§ Problem statement
In the entries below, identify every line with the string "Soul" and copy it.

§ Given records
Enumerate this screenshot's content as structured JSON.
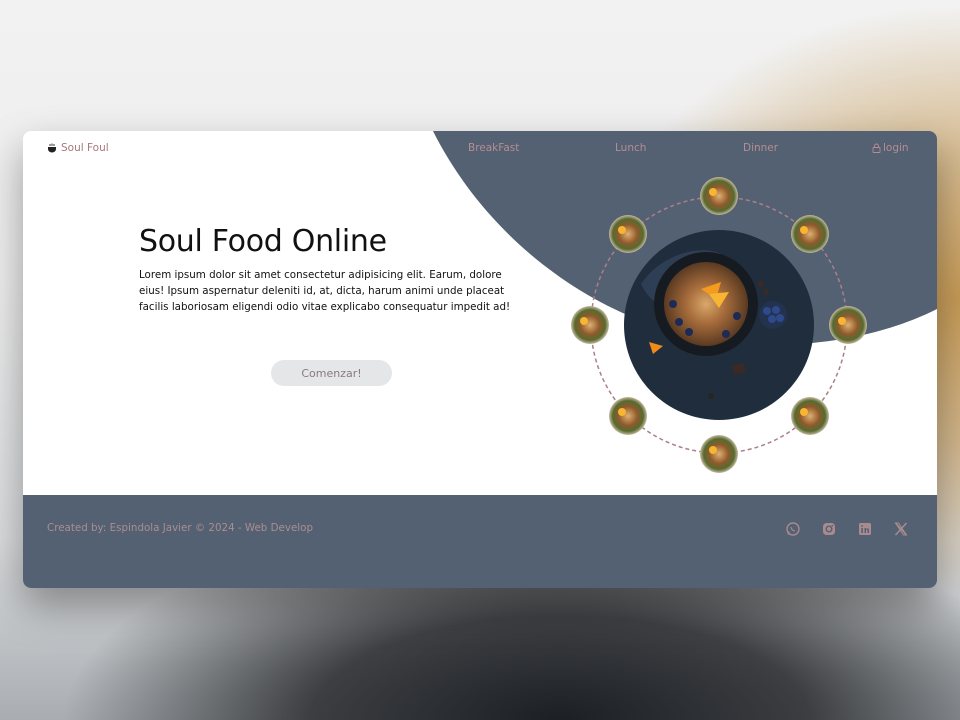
{
  "navbar": {
    "brand": "Soul Foul",
    "links": [
      "BreakFast",
      "Lunch",
      "Dinner"
    ],
    "login": "login"
  },
  "hero": {
    "title": "Soul Food Online",
    "text": "Lorem ipsum dolor sit amet consectetur adipisicing elit. Earum, dolore eius! Ipsum aspernatur deleniti id, at, dicta, harum animi unde placeat facilis laboriosam eligendi odio vitae explicabo consequatur impedit ad!",
    "cta": "Comenzar!"
  },
  "footer": {
    "credits": "Created by: Espindola Javier © 2024 - Web Develop",
    "social": [
      "whatsapp-icon",
      "instagram-icon",
      "linkedin-icon",
      "x-icon"
    ]
  },
  "colors": {
    "accent_dark": "#536172",
    "brand_text": "#a9777a",
    "orbit_dash": "#a98088"
  }
}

§ Written reply
    "brand": "Soul Foul",
    "title": "Soul Food Online",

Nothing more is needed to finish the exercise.